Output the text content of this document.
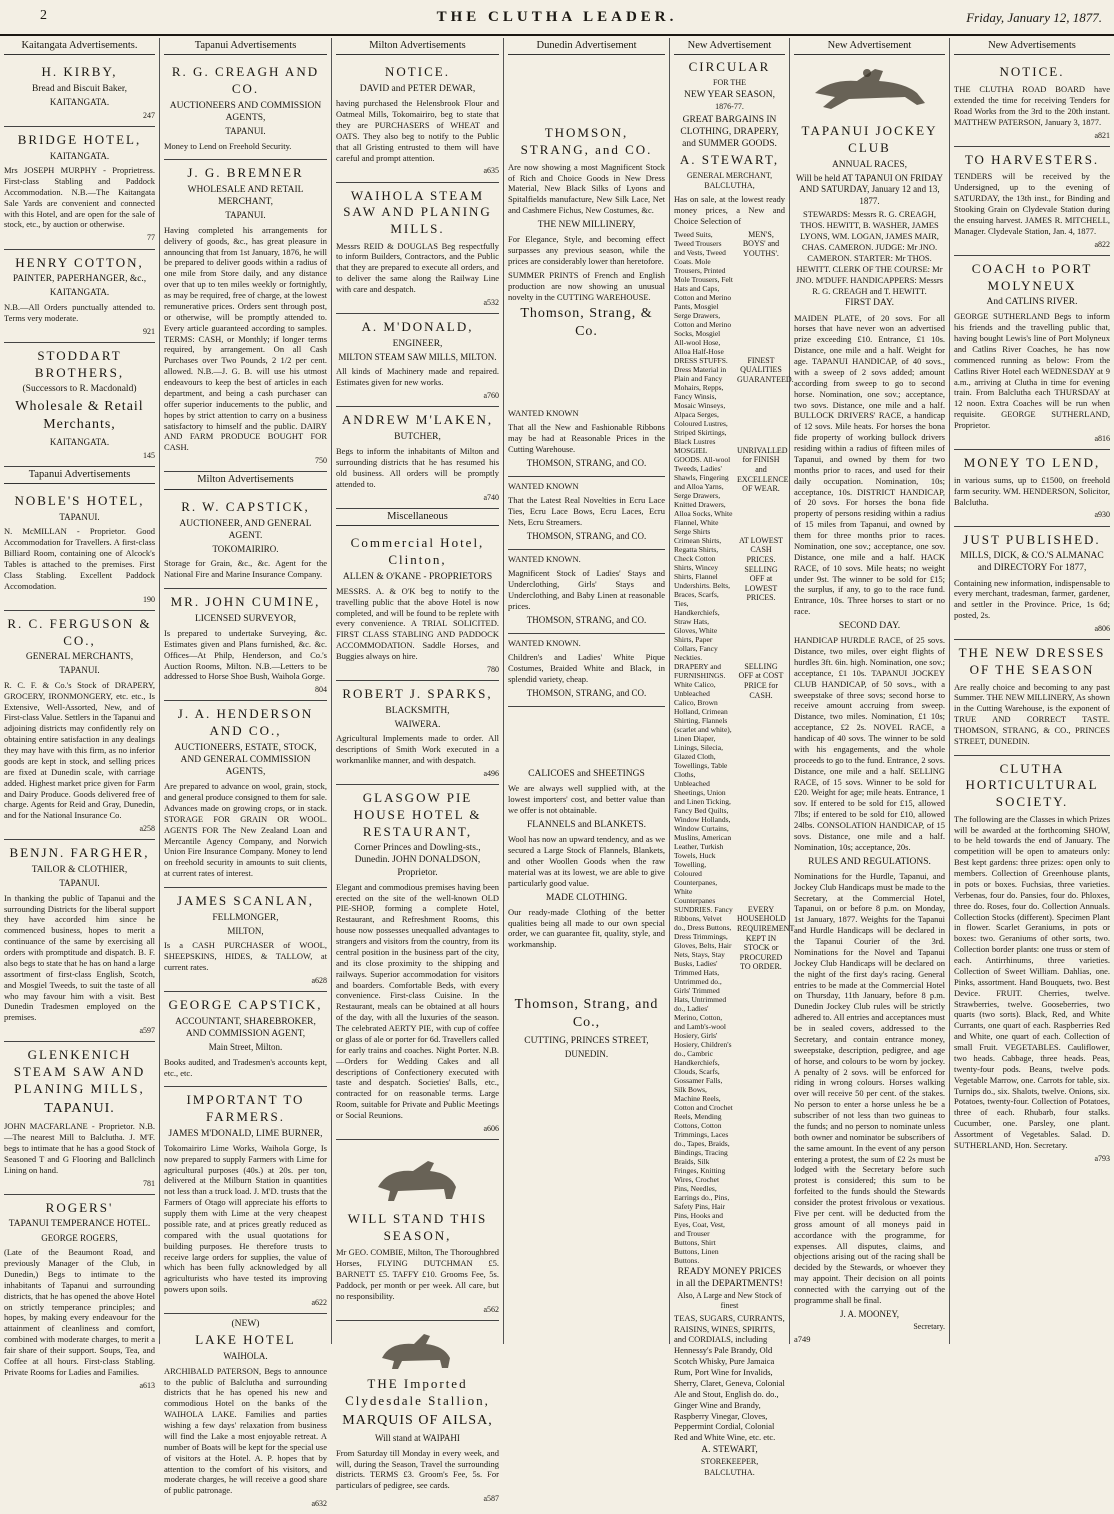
2	THE CLUTHA LEADER.	Friday, January 12, 1877.
Kaitangata Advertisements.
H. KIRBY,
Bread and Biscuit Baker,
KAITANGATA.
247
BRIDGE HOTEL,
KAITANGATA.
Mrs JOSEPH MURPHY - Proprietress. First-class Stabling and Paddock Accommodation. N.B.—The Kaitangata Sale Yards are convenient and connected with this Hotel, and are open for the sale of stock, etc., by auction or otherwise.
77
HENRY COTTON,
PAINTER, PAPERHANGER, &c.,
KAITANGATA.
N.B.—All Orders punctually attended to. Terms very moderate.
921
STODDART BROTHERS,
(Successors to R. Macdonald)
Wholesale & Retail Merchants,
KAITANGATA.
145
Tapanui Advertisements
NOBLE'S HOTEL,
TAPANUI.
N. McMILLAN - Proprietor. Good Accommodation for Travellers. A first-class Billiard Room, containing one of Alcock's Tables is attached to the premises. First Class Stabling. Excellent Paddock Accomodation.
190
R. C. FERGUSON & CO.,
GENERAL MERCHANTS,
TAPANUI.
R. C. F. & Co.'s Stock of DRAPERY, GROCERY, IRONMONGERY, etc. etc., Is Extensive, Well-Assorted, New, and of First-class Value. Settlers in the Tapanui and adjoining districts may confidently rely on obtaining entire satisfaction in any dealings they may have with this firm, as no inferior goods are kept in stock, and selling prices are fixed at Dunedin scale, with carriage added. Highest market price given for Farm and Dairy Produce. Goods delivered free of charge. Agents for Reid and Gray, Dunedin, and for the National Insurance Co.
a258
BENJN. FARGHER,
TAILOR & CLOTHIER,
TAPANUI.
In thanking the public of Tapanui and the surrounding Districts for the liberal support they have accorded him since he commenced business, hopes to merit a continuance of the same by exercising all orders with promptitude and dispatch. B. F. also begs to state that he has on hand a large assortment of first-class English, Scotch, and Mosgiel Tweeds, to suit the taste of all who may favour him with a visit. Best Dunedin Tradesmen employed on the premises.
a597
GLENKENICH STEAM SAW AND PLANING MILLS,
TAPANUI.
JOHN MACFARLANE - Proprietor. N.B.—The nearest Mill to Balclutha. J. M'F. begs to intimate that he has a good Stock of Seasoned T and G Flooring and Ballclinch Lining on hand.
781
ROGERS'
TAPANUI TEMPERANCE HOTEL.
GEORGE ROGERS,
(Late of the Beaumont Road, and previously Manager of the Club, in Dunedin,) Begs to intimate to the inhabitants of Tapanui and surrounding districts, that he has opened the above Hotel on strictly temperance principles; and hopes, by making every endeavour for the attainment of cleanliness and comfort, combined with moderate charges, to merit a fair share of their support. Soups, Tea, and Coffee at all hours. First-class Stabling. Private Rooms for Ladies and Families.
a613
Tapanui Advertisements
R. G. CREAGH AND CO.
AUCTIONEERS AND COMMISSION AGENTS,
TAPANUI.
Money to Lend on Freehold Security.
J. G. BREMNER
WHOLESALE AND RETAIL MERCHANT,
TAPANUI.
Having completed his arrangements for delivery of goods, &c., has great pleasure in announcing that from 1st January, 1876, he will be prepared to deliver goods within a radius of one mile from Store daily, and any distance over that up to ten miles weekly or fortnightly, as may be required, free of charge, at the lowest remunerative prices. Orders sent through post, or otherwise, will be promptly attended to. Every article guaranteed according to samples. TERMS: CASH, or Monthly; if longer terms required, by arrangement. On all Cash Purchases over Two Pounds, 2 1/2 per cent. allowed. N.B.—J. G. B. will use his utmost endeavours to keep the best of articles in each department, and being a cash purchaser can offer superior inducements to the public, and hopes by strict attention to carry on a business satisfactory to himself and the public. DAIRY AND FARM PRODUCE BOUGHT FOR CASH.
750
Milton Advertisements
R. W. CAPSTICK,
AUCTIONEER, AND GENERAL AGENT.
TOKOMAIRIRO.
Storage for Grain, &c., &c. Agent for the National Fire and Marine Insurance Company.
MR. JOHN CUMINE,
LICENSED SURVEYOR,
Is prepared to undertake Surveying, &c. Estimates given and Plans furnished, &c. &c. Offices—At Philp, Henderson, and Co.'s Auction Rooms, Milton. N.B.—Letters to be addressed to Horse Shoe Bush, Waihola Gorge.
804
J. A. HENDERSON AND CO.,
AUCTIONEERS, ESTATE, STOCK, AND GENERAL COMMISSION AGENTS,
Are prepared to advance on wool, grain, stock, and general produce consigned to them for sale. Advances made on growing crops, or in stack. STORAGE FOR GRAIN OR WOOL. AGENTS FOR The New Zealand Loan and Mercantile Agency Company, and Norwich Union Fire Insurance Company. Money to lend on freehold security in amounts to suit clients, at current rates of interest.
JAMES SCANLAN,
FELLMONGER,
MILTON,
Is a CASH PURCHASER of WOOL, SHEEPSKINS, HIDES, & TALLOW, at current rates.
a628
GEORGE CAPSTICK,
ACCOUNTANT, SHAREBROKER, AND COMMISSION AGENT,
Main Street, Milton.
Books audited, and Tradesmen's accounts kept, etc., etc.
IMPORTANT TO FARMERS.
JAMES M'DONALD, LIME BURNER,
Tokomairiro Lime Works, Waihola Gorge, Is now prepared to supply Farmers with Lime for agricultural purposes (40s.) at 20s. per ton, delivered at the Milburn Station in quantities not less than a truck load. J. M'D. trusts that the Farmers of Otago will appreciate his efforts to supply them with Lime at the very cheapest possible rate, and at prices greatly reduced as compared with the usual quotations for building purposes. He therefore trusts to receive large orders for supplies, the value of which has been fully acknowledged by all agriculturists who have tested its improving powers upon soils.
a622
(NEW)
LAKE HOTEL
WAIHOLA.
ARCHIBALD PATERSON, Begs to announce to the public of Balclutha and surrounding districts that he has opened his new and commodious Hotel on the banks of the WAIHOLA LAKE. Families and parties wishing a few days' relaxation from business will find the Lake a most enjoyable retreat. A number of Boats will be kept for the special use of visitors at the Hotel. A. P. hopes that by attention to the comfort of his visitors, and moderate charges, he will receive a good share of public patronage.
a632
Milton Advertisements
NOTICE.
DAVID and PETER DEWAR,
having purchased the Helensbrook Flour and Oatmeal Mills, Tokomairiro, beg to state that they are PURCHASERS of WHEAT and OATS. They also beg to notify to the Public that all Gristing entrusted to them will have careful and prompt attention.
a635
WAIHOLA STEAM SAW AND PLANING MILLS.
Messrs REID & DOUGLAS Beg respectfully to inform Builders, Contractors, and the Public that they are prepared to execute all orders, and to deliver the same along the Railway Line with care and despatch.
a532
A. M'DONALD,
ENGINEER,
MILTON STEAM SAW MILLS, MILTON.
All kinds of Machinery made and repaired. Estimates given for new works.
a760
ANDREW M'LAKEN,
BUTCHER,
Begs to inform the inhabitants of Milton and surrounding districts that he has resumed his old business. All orders will be promptly attended to.
a740
Miscellaneous
Commercial Hotel, Clinton,
ALLEN & O'KANE - PROPRIETORS
MESSRS. A. & O'K beg to notify to the travelling public that the above Hotel is now completed, and will be found to be replete with every convenience. A TRIAL SOLICITED. FIRST CLASS STABLING AND PADDOCK ACCOMMODATION. Saddle Horses, and Buggies always on hire.
780
ROBERT J. SPARKS,
BLACKSMITH,
WAIWERA.
Agricultural Implements made to order. All descriptions of Smith Work executed in a workmanlike manner, and with despatch.
a496
GLASGOW PIE HOUSE HOTEL & RESTAURANT,
Corner Princes and Dowling-sts., Dunedin. JOHN DONALDSON, Proprietor.
Elegant and commodious premises having been erected on the site of the well-known OLD PIE-SHOP, forming a complete Hotel, Restaurant, and Refreshment Rooms, this house now possesses unequalled advantages to strangers and visitors from the country, from its central position in the business part of the city, and its close proximity to the shipping and railways. Superior accommodation for visitors and boarders. Comfortable Beds, with every convenience. First-class Cuisine. In the Restaurant, meals can be obtained at all hours of the day, with all the luxuries of the season. The celebrated AERTY PIE, with cup of coffee or glass of ale or porter for 6d. Travellers called for early trains and coaches. Night Porter. N.B.—Orders for Wedding Cakes and all descriptions of Confectionery executed with taste and despatch. Societies' Balls, etc., contracted for on reasonable terms. Large Room, suitable for Private and Public Meetings or Social Reunions.
a606
WILL STAND THIS SEASON,
Mr GEO. COMBIE, Milton, The Thoroughbred Horses, FLYING DUTCHMAN £5. BARNETT £5. TAFFY £10. Grooms Fee, 5s. Paddock, per month or per week. All care, but no responsibility.
a562
THE Imported Clydesdale Stallion,
MARQUIS OF AILSA,
Will stand at WAIPAHI
From Saturday till Monday in every week, and will, during the Season, Travel the surrounding districts. TERMS £3. Groom's Fee, 5s. For particulars of pedigree, see cards.
a587
Dunedin Advertisement
THOMSON, STRANG, and CO.
Are now showing a most Magnificent Stock of Rich and Choice Goods in New Dress Material, New Black Silks of Lyons and Spitalfields manufacture, New Silk Lace, Net and Cashmere Fichus, New Costumes, &c.
THE NEW MILLINERY,
For Elegance, Style, and becoming effect surpasses any previous season, while the prices are considerably lower than heretofore.
SUMMER PRINTS of French and English production are now showing an unusual novelty in the CUTTING WAREHOUSE.
Thomson, Strang, & Co.
WANTED KNOWN
That all the New and Fashionable Ribbons may be had at Reasonable Prices in the Cutting Warehouse.
THOMSON, STRANG, and CO.
WANTED KNOWN
That the Latest Real Novelties in Ecru Lace Ties, Ecru Lace Bows, Ecru Laces, Ecru Nets, Ecru Streamers.
THOMSON, STRANG, and CO.
WANTED KNOWN.
Magnificent Stock of Ladies' Stays and Underclothing, Girls' Stays and Underclothing, and Baby Linen at reasonable prices.
THOMSON, STRANG, and CO.
WANTED KNOWN.
Children's and Ladies' White Pique Costumes, Braided White and Black, in splendid variety, cheap.
THOMSON, STRANG, and CO.
CALICOES and SHEETINGS
We are always well supplied with, at the lowest importers' cost, and better value than we offer is not obtainable.
FLANNELS and BLANKETS.
Wool has now an upward tendency, and as we secured a Large Stock of Flannels, Blankets, and other Woollen Goods when the raw material was at its lowest, we are able to give particularly good value.
MADE CLOTHING.
Our ready-made Clothing of the better qualities being all made to our own special order, we can guarantee fit, quality, style, and workmanship.
Thomson, Strang, and Co.,
CUTTING, PRINCES STREET,
DUNEDIN.
New Advertisement
CIRCULAR
FOR THE
NEW YEAR SEASON,
1876-77.
GREAT BARGAINS IN CLOTHING, DRAPERY, and SUMMER GOODS.
A. STEWART,
GENERAL MERCHANT,
BALCLUTHA,
Has on sale, at the lowest ready money prices, a New and Choice Selection of
Tweed Suits, Tweed Trousers and Vests, Tweed Coats. Mole Trousers, Printed Mole Trousers, Felt Hats and Caps, Cotton and Merino Pants, Mosgiel Serge Drawers, Cotton and Merino Socks, Mosgiel All-wool Hose, Alloa Half-Hose
MEN'S, BOYS' and YOUTHS'.
DRESS STUFFS. Dress Material in Plain and Fancy Mohairs, Repps, Fancy Winsis, Mosaic Winseys, Alpaca Serges, Coloured Lustres, Striped Skirtings, Black Lustres
FINEST QUALITIES GUARANTEED.
MOSGIEL GOODS. All-wool Tweeds, Ladies' Shawls, Fingering and Alloa Yarns, Serge Drawers, Knitted Drawers, Alloa Socks, White Flannel, White Serge Shirts
UNRIVALLED for FINISH and EXCELLENCE OF WEAR.
Crimean Shirts, Regatta Shirts, Check Cotton Shirts, Wincey Shirts, Flannel Undershirts. Belts, Braces, Scarfs, Ties, Handkerchiefs, Straw Hats, Gloves, White Shirts, Paper Collars, Fancy Neckties.
AT LOWEST CASH PRICES. SELLING OFF at LOWEST PRICES.
DRAPERY and FURNISHINGS. White Calico, Unbleached Calico, Brown Holland, Crimean Shirting, Flannels (scarlet and white), Linen Diaper, Linings, Silecia, Glazed Cloth, Towellings, Table Cloths, Unbleached Sheetings, Union and Linen Ticking, Fancy Bed Quilts, Window Hollands, Window Curtains, Muslins, American Leather, Turkish Towels, Huck Towelling, Coloured Counterpanes, White Counterpanes
SELLING OFF at COST PRICE for CASH.
SUNDRIES. Fancy Ribbons, Velvet do., Dress Buttons, Dress Trimmings, Gloves, Belts, Hair Nets, Stays, Stay Busks, Ladies' Trimmed Hats, Untrimmed do., Girls' Trimmed Hats, Untrimmed do., Ladies' Merino, Cotton, and Lamb's-wool Hosiery, Girls' Hosiery, Children's do., Cambric Handkerchiefs, Clouds, Scarfs, Gossamer Falls, Silk Bows, Machine Reels, Cotton and Crochet Reels, Mending Cottons, Cotton Trimmings, Laces do., Tapes, Braids, Bindings, Tracing Braids, Silk Fringes, Knitting Wires, Crochet Pins, Needles, Earrings do., Pins, Safety Pins, Hair Pins, Hooks and Eyes, Coat, Vest, and Trouser Buttons, Shirt Buttons, Linen Buttons.
EVERY HOUSEHOLD REQUIREMENT KEPT IN STOCK or PROCURED TO ORDER.
READY MONEY PRICES in all the DEPARTMENTS!
Also, A Large and New Stock of finest
TEAS, SUGARS, CURRANTS, RAISINS, WINES, SPIRITS, and CORDIALS, including Hennessy's Pale Brandy, Old Scotch Whisky, Pure Jamaica Rum, Port Wine for Invalids, Sherry, Claret, Geneva, Colonial Ale and Stout, English do. do., Ginger Wine and Brandy, Raspberry Vinegar, Cloves, Peppermint Cordial, Colonial Red and White Wine, etc. etc.
A. STEWART,
STOREKEEPER,
BALCLUTHA.
New Advertisement
TAPANUI JOCKEY CLUB
ANNUAL RACES,
Will be held AT TAPANUI ON FRIDAY AND SATURDAY, January 12 and 13, 1877.
STEWARDS: Messrs R. G. CREAGH, THOS. HEWITT, B. WASHER, JAMES LYONS, WM. LOGAN, JAMES MAIR, CHAS. CAMERON. JUDGE: Mr JNO. CAMERON. STARTER: Mr THOS. HEWITT. CLERK OF THE COURSE: Mr JNO. M'DUFF. HANDICAPPERS: Messrs R. G. CREAGH and T. HEWITT.
FIRST DAY.
MAIDEN PLATE, of 20 sovs. For all horses that have never won an advertised prize exceeding £10. Entrance, £1 10s. Distance, one mile and a half. Weight for age. TAPANUI HANDICAP, of 40 sovs., with a sweep of 2 sovs added; amount according from sweep to go to second horse. Nomination, one sov.; acceptance, two sovs. Distance, one mile and a half. BULLOCK DRIVERS' RACE, a handicap of 12 sovs. Mile heats. For horses the bona fide property of working bullock drivers residing within a radius of fifteen miles of Tapanui, and owned by them for two months prior to races, and used for their daily occupation. Nomination, 10s; acceptance, 10s. DISTRICT HANDICAP, of 20 sovs. For horses the bona fide property of persons residing within a radius of 15 miles from Tapanui, and owned by them for three months prior to races. Nomination, one sov.; acceptance, one sov. Distance, one mile and a half. HACK RACE, of 10 sovs. Mile heats; no weight under 9st. The winner to be sold for £15; the surplus, if any, to go to the race fund. Entrance, 10s. Three horses to start or no race.
SECOND DAY.
HANDICAP HURDLE RACE, of 25 sovs. Distance, two miles, over eight flights of hurdles 3ft. 6in. high. Nomination, one sov.; acceptance, £1 10s. TAPANUI JOCKEY CLUB HANDICAP, of 50 sovs., with a sweepstake of three sovs; second horse to receive amount accruing from sweep. Distance, two miles. Nomination, £1 10s; acceptance, £2 2s. NOVEL RACE, a handicap of 40 sovs. The winner to be sold with his engagements, and the whole proceeds to go to the fund. Entrance, 2 sovs. Distance, one mile and a half. SELLING RACE, of 15 sovs. Winner to be sold for £20. Weight for age; mile heats. Entrance, 1 sov. If entered to be sold for £15, allowed 7lbs; if entered to be sold for £10, allowed 24lbs. CONSOLATION HANDICAP, of 15 sovs. Distance, one mile and a half. Nomination, 10s; acceptance, 20s.
RULES AND REGULATIONS.
Nominations for the Hurdle, Tapanui, and Jockey Club Handicaps must be made to the Secretary, at the Commercial Hotel, Tapanui, on or before 8 p.m. on Monday, 1st January, 1877. Weights for the Tapanui and Hurdle Handicaps will be declared in the Tapanui Courier of the 3rd. Nominations for the Novel and Tapanui Jockey Club Handicaps will be declared on the night of the first day's racing. General entries to be made at the Commercial Hotel on Thursday, 11th January, before 8 p.m. Dunedin Jockey Club rules will be strictly adhered to. All entries and acceptances must be in sealed covers, addressed to the Secretary, and contain entrance money, sweepstake, description, pedigree, and age of horse, and colours to be worn by jockey. A penalty of 2 sovs. will be enforced for riding in wrong colours. Horses walking over will receive 50 per cent. of the stakes. No person to enter a horse unless he be a subscriber of not less than two guineas to the funds; and no person to nominate unless both owner and nominator be subscribers of the same amount. In the event of any person entering a protest, the sum of £2 2s must be lodged with the Secretary before such protest is considered; this sum to be forfeited to the funds should the Stewards consider the protest frivolous or vexatious. Five per cent. will be deducted from the gross amount of all moneys paid in accordance with the programme, for expenses. All disputes, claims, and objections arising out of the racing shall be decided by the Stewards, or whoever they may appoint. Their decision on all points connected with the carrying out of the programme shall be final.
J. A. MOONEY,
Secretary.
a749
New Advertisements
NOTICE.
THE CLUTHA ROAD BOARD have extended the time for receiving Tenders for Road Works from the 3rd to the 20th instant. MATTHEW PATERSON, January 3, 1877.
a821
TO HARVESTERS.
TENDERS will be received by the Undersigned, up to the evening of SATURDAY, the 13th inst., for Binding and Stooking Grain on Clydevale Station during the ensuing harvest. JAMES R. MITCHELL, Manager. Clydevale Station, Jan. 4, 1877.
a822
COACH to PORT MOLYNEUX
And CATLINS RIVER.
GEORGE SUTHERLAND Begs to inform his friends and the travelling public that, having bought Lewis's line of Port Molyneux and Catlins River Coaches, he has now commenced running as below: From the Catlins River Hotel each WEDNESDAY at 9 a.m., arriving at Clutha in time for evening train. From Balclutha each THURSDAY at 12 noon. Extra Coaches will be run when requisite. GEORGE SUTHERLAND, Proprietor.
a816
MONEY TO LEND,
in various sums, up to £1500, on freehold farm security. WM. HENDERSON, Solicitor, Balclutha.
a930
JUST PUBLISHED.
MILLS, DICK, & CO.'S ALMANAC and DIRECTORY For 1877,
Containing new information, indispensable to every merchant, tradesman, farmer, gardener, and settler in the Province. Price, 1s 6d; posted, 2s.
a806
THE NEW DRESSES OF THE SEASON
Are really choice and becoming to any past Summer. THE NEW MILLINERY, As shown in the Cutting Warehouse, is the exponent of TRUE AND CORRECT TASTE. THOMSON, STRANG, & CO., PRINCES STREET, DUNEDIN.
CLUTHA HORTICULTURAL SOCIETY.
The following are the Classes in which Prizes will be awarded at the forthcoming SHOW, to be held towards the end of January. The competition will be open to amateurs only: Best kept gardens: three prizes: open only to members. Collection of Greenhouse plants, in pots or boxes. Fuchsias, three varieties. Verbenas, four do. Pansies, four do. Phloxes, three do. Roses, four do. Collection Annuals. Collection Stocks (different). Specimen Plant in flower. Scarlet Geraniums, in pots or boxes: two. Geraniums of other sorts, two. Collection border plants: one truss or stem of each. Antirrhinums, three varieties. Collection of Sweet William. Dahlias, one. Pinks, assortment. Hand Bouquets, two. Best Device. FRUIT. Cherries, twelve. Strawberries, twelve. Gooseberries, two quarts (two sorts). Black, Red, and White Currants, one quart of each. Raspberries Red and White, one quart of each. Collection of small Fruit. VEGETABLES. Cauliflower, two heads. Cabbage, three heads. Peas, twenty-four pods. Beans, twelve pods. Vegetable Marrow, one. Carrots for table, six. Turnips do., six. Shalots, twelve. Onions, six. Potatoes, twenty-four. Collection of Potatoes, three of each. Rhubarb, four stalks. Cucumber, one. Parsley, one plant. Assortment of Vegetables. Salad. D. SUTHERLAND, Hon. Secretary.
a793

━━━━━━━━━━━━━━━━━━━━━━━━━━━━━━

*What the exercise asks*
Select every line in the material above where the string "within" occurs, and copy it.

*Written solution*
Having completed his arrangements for delivery of goods, &c., has great pleasure in announcing that from 1st January, 1876, he will be prepared to deliver goods within a radius of one mile from Store daily, and any distance over that up to ten miles weekly or fortnightly, as may be required, free of charge, at the lowest remunerative prices. Orders sent through post, or otherwise, will be promptly attended to. Every article guaranteed according to samples. TERMS: CASH, or Monthly; if longer terms required, by arrangement. On all Cash Purchases over Two Pounds, 2 1/2 per cent. allowed. N.B.—J. G. B. will use his utmost endeavours to keep the best of articles in each department, and being a cash purchaser can offer superior inducements to the public, and hopes by strict attention to carry on a business satisfactory to himself and the public. DAIRY AND FARM PRODUCE BOUGHT FOR CASH.
MAIDEN PLATE, of 20 sovs. For all horses that have never won an advertised prize exceeding £10. Entrance, £1 10s. Distance, one mile and a half. Weight for age. TAPANUI HANDICAP, of 40 sovs., with a sweep of 2 sovs added; amount according from sweep to go to second horse. Nomination, one sov.; acceptance, two sovs. Distance, one mile and a half. BULLOCK DRIVERS' RACE, a handicap of 12 sovs. Mile heats. For horses the bona fide property of working bullock drivers residing within a radius of fifteen miles of Tapanui, and owned by them for two months prior to races, and used for their daily occupation. Nomination, 10s; acceptance, 10s. DISTRICT HANDICAP, of 20 sovs. For horses the bona fide property of persons residing within a radius of 15 miles from Tapanui, and owned by them for three months prior to races. Nomination, one sov.; acceptance, one sov. Distance, one mile and a half. HACK RACE, of 10 sovs. Mile heats; no weight under 9st. The winner to be sold for £15; the surplus, if any, to go to the race fund. Entrance, 10s. Three horses to start or no race.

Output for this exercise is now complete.